Rewrite every line of the records below, putting "item-rating" wherever "product-rating" appears and keeping everything else as it is. Omit the pictures.

— Begin —

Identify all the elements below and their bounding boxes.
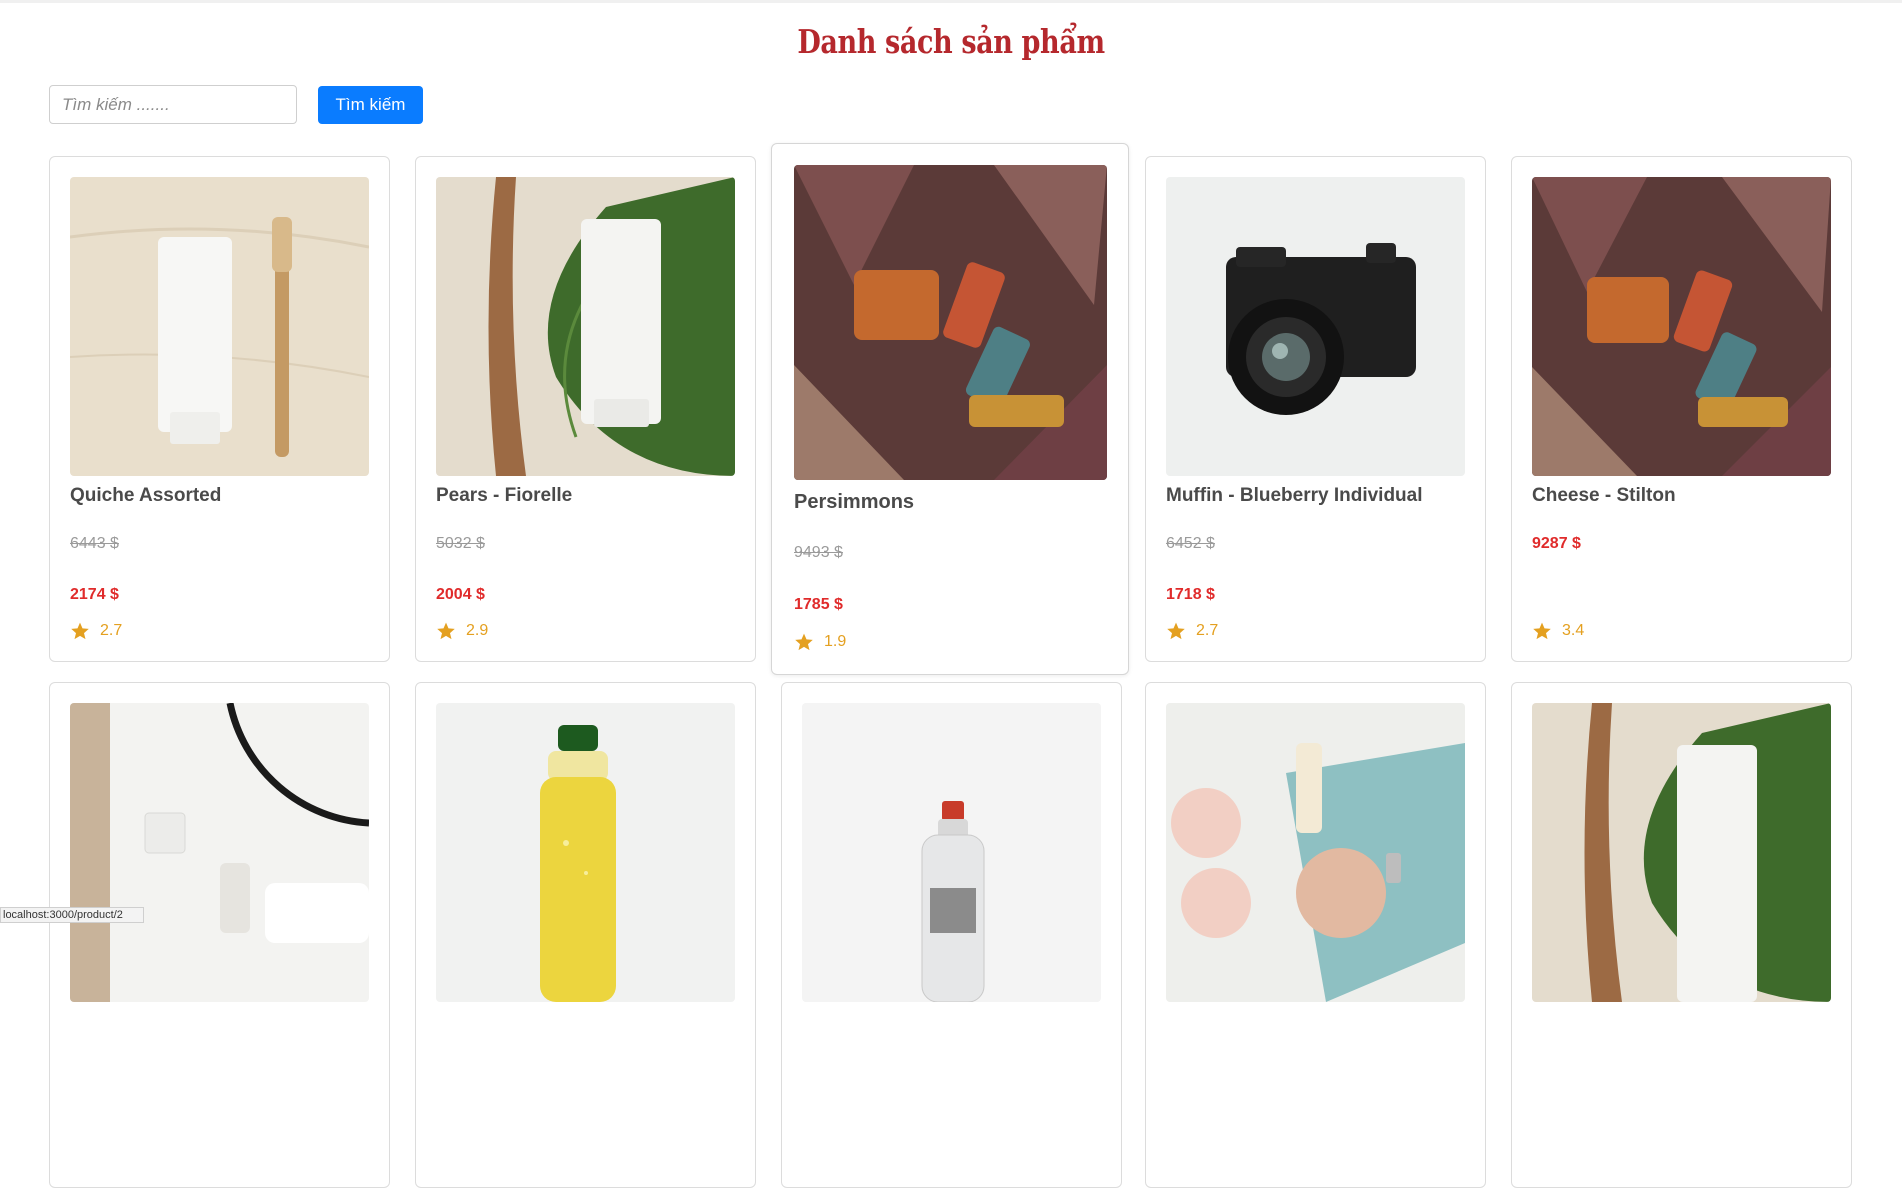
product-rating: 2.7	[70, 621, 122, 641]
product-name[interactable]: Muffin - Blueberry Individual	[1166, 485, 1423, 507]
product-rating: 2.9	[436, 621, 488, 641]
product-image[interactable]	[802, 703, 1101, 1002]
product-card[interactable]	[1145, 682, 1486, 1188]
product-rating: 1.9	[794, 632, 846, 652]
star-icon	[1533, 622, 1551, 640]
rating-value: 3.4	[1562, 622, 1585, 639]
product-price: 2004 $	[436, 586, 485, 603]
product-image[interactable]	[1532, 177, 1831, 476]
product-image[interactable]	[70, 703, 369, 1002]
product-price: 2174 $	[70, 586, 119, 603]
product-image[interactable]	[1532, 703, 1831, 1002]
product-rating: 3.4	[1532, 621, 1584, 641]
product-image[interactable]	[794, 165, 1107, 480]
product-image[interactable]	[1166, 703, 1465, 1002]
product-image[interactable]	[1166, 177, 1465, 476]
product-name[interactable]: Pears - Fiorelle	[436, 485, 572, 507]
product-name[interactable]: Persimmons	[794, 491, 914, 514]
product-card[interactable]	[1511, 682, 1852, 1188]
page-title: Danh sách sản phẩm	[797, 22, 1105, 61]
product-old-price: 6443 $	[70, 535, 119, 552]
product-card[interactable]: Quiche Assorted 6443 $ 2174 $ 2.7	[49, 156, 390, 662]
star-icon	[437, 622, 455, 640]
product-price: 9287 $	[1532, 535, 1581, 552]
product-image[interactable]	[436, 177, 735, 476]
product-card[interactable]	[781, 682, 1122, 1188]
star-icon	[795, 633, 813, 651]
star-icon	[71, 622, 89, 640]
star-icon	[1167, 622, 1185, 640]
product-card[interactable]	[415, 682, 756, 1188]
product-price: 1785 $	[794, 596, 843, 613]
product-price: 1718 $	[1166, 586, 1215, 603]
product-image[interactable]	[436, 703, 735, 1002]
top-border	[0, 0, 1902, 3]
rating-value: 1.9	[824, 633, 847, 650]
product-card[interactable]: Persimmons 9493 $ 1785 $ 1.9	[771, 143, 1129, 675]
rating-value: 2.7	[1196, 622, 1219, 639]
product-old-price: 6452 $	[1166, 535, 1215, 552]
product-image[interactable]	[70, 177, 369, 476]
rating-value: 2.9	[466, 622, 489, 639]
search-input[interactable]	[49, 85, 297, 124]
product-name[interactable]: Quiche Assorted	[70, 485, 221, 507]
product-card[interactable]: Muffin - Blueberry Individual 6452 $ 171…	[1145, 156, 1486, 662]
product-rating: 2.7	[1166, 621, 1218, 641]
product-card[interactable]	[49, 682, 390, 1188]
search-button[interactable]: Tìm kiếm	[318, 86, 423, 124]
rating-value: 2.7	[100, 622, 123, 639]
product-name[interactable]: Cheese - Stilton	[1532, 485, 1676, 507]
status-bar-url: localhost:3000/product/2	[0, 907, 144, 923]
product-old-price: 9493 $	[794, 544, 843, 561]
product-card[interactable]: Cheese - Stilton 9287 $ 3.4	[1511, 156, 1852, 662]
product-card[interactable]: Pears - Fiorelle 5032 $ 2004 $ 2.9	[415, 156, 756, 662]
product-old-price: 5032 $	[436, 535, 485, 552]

— End —

* SOLUTION TO THE EXERCISE:
Identify all the elements below and their bounding boxes.
item-rating: 2.7	[70, 621, 122, 641]
product-name[interactable]: Muffin - Blueberry Individual	[1166, 485, 1423, 507]
item-rating: 2.9	[436, 621, 488, 641]
product-image[interactable]	[802, 703, 1101, 1002]
product-card[interactable]	[1145, 682, 1486, 1188]
item-rating: 1.9	[794, 632, 846, 652]
star-icon	[1533, 622, 1551, 640]
rating-value: 3.4	[1562, 622, 1585, 639]
product-price: 2004 $	[436, 586, 485, 603]
product-image[interactable]	[1532, 177, 1831, 476]
product-image[interactable]	[70, 703, 369, 1002]
product-price: 2174 $	[70, 586, 119, 603]
product-image[interactable]	[1532, 703, 1831, 1002]
item-rating: 3.4	[1532, 621, 1584, 641]
product-image[interactable]	[794, 165, 1107, 480]
product-image[interactable]	[1166, 703, 1465, 1002]
product-image[interactable]	[1166, 177, 1465, 476]
product-name[interactable]: Pears - Fiorelle	[436, 485, 572, 507]
product-name[interactable]: Persimmons	[794, 491, 914, 514]
product-card[interactable]	[1511, 682, 1852, 1188]
page-title: Danh sách sản phẩm	[797, 22, 1105, 61]
product-old-price: 6443 $	[70, 535, 119, 552]
product-card[interactable]: Quiche Assorted 6443 $ 2174 $ 2.7	[49, 156, 390, 662]
star-icon	[437, 622, 455, 640]
product-price: 9287 $	[1532, 535, 1581, 552]
product-image[interactable]	[436, 177, 735, 476]
product-card[interactable]	[781, 682, 1122, 1188]
star-icon	[795, 633, 813, 651]
star-icon	[71, 622, 89, 640]
star-icon	[1167, 622, 1185, 640]
product-card[interactable]	[415, 682, 756, 1188]
product-price: 1785 $	[794, 596, 843, 613]
product-price: 1718 $	[1166, 586, 1215, 603]
product-image[interactable]	[436, 703, 735, 1002]
top-border	[0, 0, 1902, 3]
rating-value: 1.9	[824, 633, 847, 650]
product-card[interactable]: Persimmons 9493 $ 1785 $ 1.9	[771, 143, 1129, 675]
rating-value: 2.7	[1196, 622, 1219, 639]
product-old-price: 6452 $	[1166, 535, 1215, 552]
product-image[interactable]	[70, 177, 369, 476]
rating-value: 2.9	[466, 622, 489, 639]
search-input[interactable]	[49, 85, 297, 124]
product-name[interactable]: Quiche Assorted	[70, 485, 221, 507]
product-card[interactable]: Muffin - Blueberry Individual 6452 $ 171…	[1145, 156, 1486, 662]
item-rating: 2.7	[1166, 621, 1218, 641]
product-card[interactable]	[49, 682, 390, 1188]
search-button[interactable]: Tìm kiếm	[318, 86, 423, 124]
rating-value: 2.7	[100, 622, 123, 639]
product-name[interactable]: Cheese - Stilton	[1532, 485, 1676, 507]
status-bar-url: localhost:3000/product/2	[0, 907, 144, 923]
product-old-price: 9493 $	[794, 544, 843, 561]
product-card[interactable]: Cheese - Stilton 9287 $ 3.4	[1511, 156, 1852, 662]
product-card[interactable]: Pears - Fiorelle 5032 $ 2004 $ 2.9	[415, 156, 756, 662]
product-old-price: 5032 $	[436, 535, 485, 552]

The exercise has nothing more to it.